**EXTRACTED MATERIAL**
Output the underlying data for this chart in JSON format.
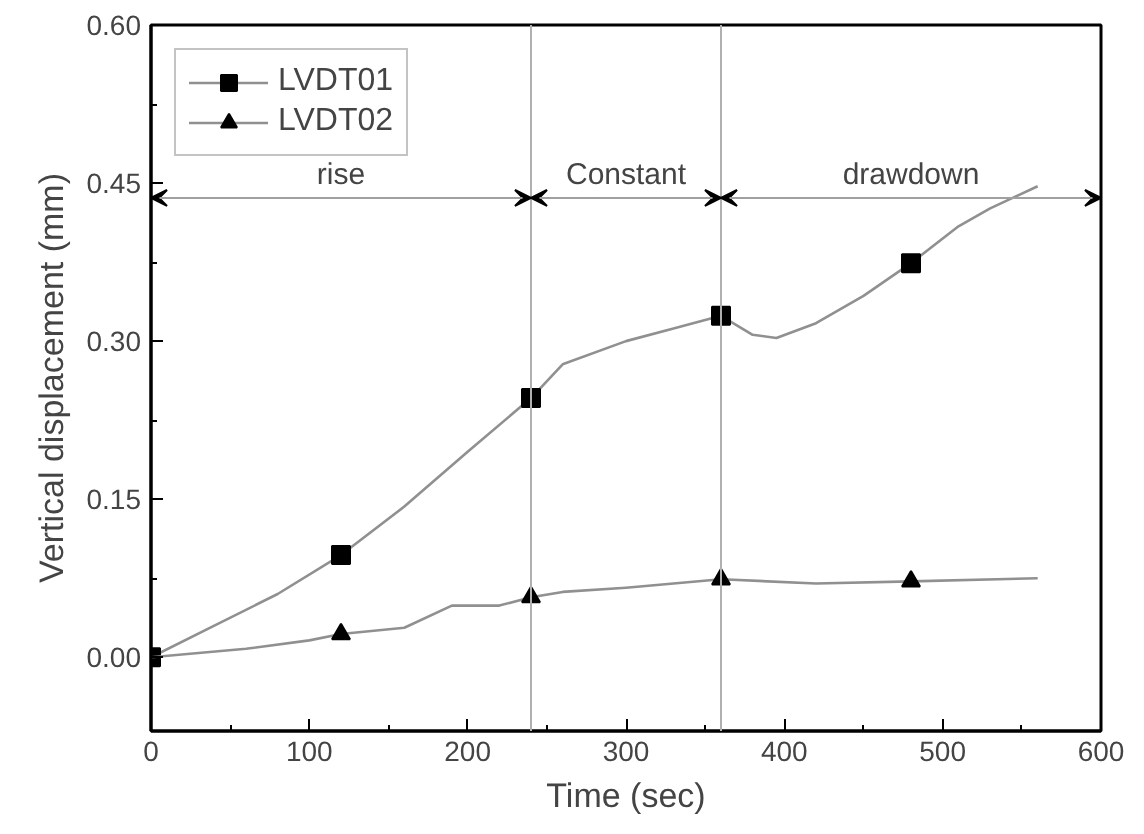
{
  "chart_data": {
    "type": "line",
    "xlabel": "Time (sec)",
    "ylabel": "Vertical displacement (mm)",
    "xlim": [
      0,
      600
    ],
    "xticks": [
      0,
      100,
      200,
      300,
      400,
      500,
      600
    ],
    "ylim": [
      -0.07,
      0.6
    ],
    "yticks": [
      {
        "value": 0,
        "label": "0.00"
      },
      {
        "value": 0.15,
        "label": "0.15"
      },
      {
        "value": 0.3,
        "label": "0.30"
      },
      {
        "value": 0.45,
        "label": "0.45"
      },
      {
        "value": 0.6,
        "label": "0.60"
      }
    ],
    "grid": false,
    "legend": "top left",
    "series": [
      {
        "name": "LVDT01",
        "color": "#909090",
        "marker": "none",
        "x": [
          0,
          40,
          80,
          120,
          160,
          200,
          240,
          260,
          300,
          330,
          360,
          380,
          395,
          420,
          450,
          480,
          510,
          530,
          560
        ],
        "values": [
          0,
          0.03,
          0.06,
          0.097,
          0.143,
          0.195,
          0.246,
          0.278,
          0.3,
          0.312,
          0.324,
          0.306,
          0.303,
          0.317,
          0.343,
          0.374,
          0.409,
          0.426,
          0.447
        ]
      },
      {
        "type": "scatter",
        "color": "#000000",
        "marker": "square",
        "x": [
          0,
          120,
          240,
          360,
          480
        ],
        "values": [
          0,
          0.097,
          0.246,
          0.324,
          0.374
        ]
      },
      {
        "name": "LVDT02",
        "color": "#909090",
        "marker": "none",
        "x": [
          0,
          60,
          100,
          120,
          160,
          190,
          220,
          240,
          260,
          300,
          360,
          420,
          480,
          560
        ],
        "values": [
          0,
          0.008,
          0.016,
          0.022,
          0.028,
          0.049,
          0.049,
          0.057,
          0.062,
          0.066,
          0.074,
          0.07,
          0.072,
          0.075
        ]
      },
      {
        "type": "scatter",
        "color": "#000000",
        "marker": "triangle",
        "x": [
          120,
          240,
          360,
          480
        ],
        "values": [
          0.022,
          0.057,
          0.074,
          0.072
        ]
      }
    ],
    "ref_lines": [
      {
        "axis": "x",
        "value": 240,
        "color": "#b0b0b0"
      },
      {
        "axis": "x",
        "value": 360,
        "color": "#b0b0b0"
      }
    ],
    "annotations": [
      "rise",
      "Constant",
      "drawdown"
    ]
  }
}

**DIRECTIONS FOR THIS TASK**
Print each line of the material above exactly, with the pictures removed from your copy.

**TASK RESPONSE**
Output the underlying data for this chart in JSON format.
{
  "chart_data": {
    "type": "line",
    "xlabel": "Time (sec)",
    "ylabel": "Vertical displacement (mm)",
    "xlim": [
      0,
      600
    ],
    "xticks": [
      0,
      100,
      200,
      300,
      400,
      500,
      600
    ],
    "ylim": [
      -0.07,
      0.6
    ],
    "yticks": [
      {
        "value": 0,
        "label": "0.00"
      },
      {
        "value": 0.15,
        "label": "0.15"
      },
      {
        "value": 0.3,
        "label": "0.30"
      },
      {
        "value": 0.45,
        "label": "0.45"
      },
      {
        "value": 0.6,
        "label": "0.60"
      }
    ],
    "grid": false,
    "legend": "top left",
    "series": [
      {
        "name": "LVDT01",
        "color": "#909090",
        "marker": "none",
        "x": [
          0,
          40,
          80,
          120,
          160,
          200,
          240,
          260,
          300,
          330,
          360,
          380,
          395,
          420,
          450,
          480,
          510,
          530,
          560
        ],
        "values": [
          0,
          0.03,
          0.06,
          0.097,
          0.143,
          0.195,
          0.246,
          0.278,
          0.3,
          0.312,
          0.324,
          0.306,
          0.303,
          0.317,
          0.343,
          0.374,
          0.409,
          0.426,
          0.447
        ]
      },
      {
        "type": "scatter",
        "color": "#000000",
        "marker": "square",
        "x": [
          0,
          120,
          240,
          360,
          480
        ],
        "values": [
          0,
          0.097,
          0.246,
          0.324,
          0.374
        ]
      },
      {
        "name": "LVDT02",
        "color": "#909090",
        "marker": "none",
        "x": [
          0,
          60,
          100,
          120,
          160,
          190,
          220,
          240,
          260,
          300,
          360,
          420,
          480,
          560
        ],
        "values": [
          0,
          0.008,
          0.016,
          0.022,
          0.028,
          0.049,
          0.049,
          0.057,
          0.062,
          0.066,
          0.074,
          0.07,
          0.072,
          0.075
        ]
      },
      {
        "type": "scatter",
        "color": "#000000",
        "marker": "triangle",
        "x": [
          120,
          240,
          360,
          480
        ],
        "values": [
          0.022,
          0.057,
          0.074,
          0.072
        ]
      }
    ],
    "ref_lines": [
      {
        "axis": "x",
        "value": 240,
        "color": "#b0b0b0"
      },
      {
        "axis": "x",
        "value": 360,
        "color": "#b0b0b0"
      }
    ],
    "annotations": [
      "rise",
      "Constant",
      "drawdown"
    ]
  }
}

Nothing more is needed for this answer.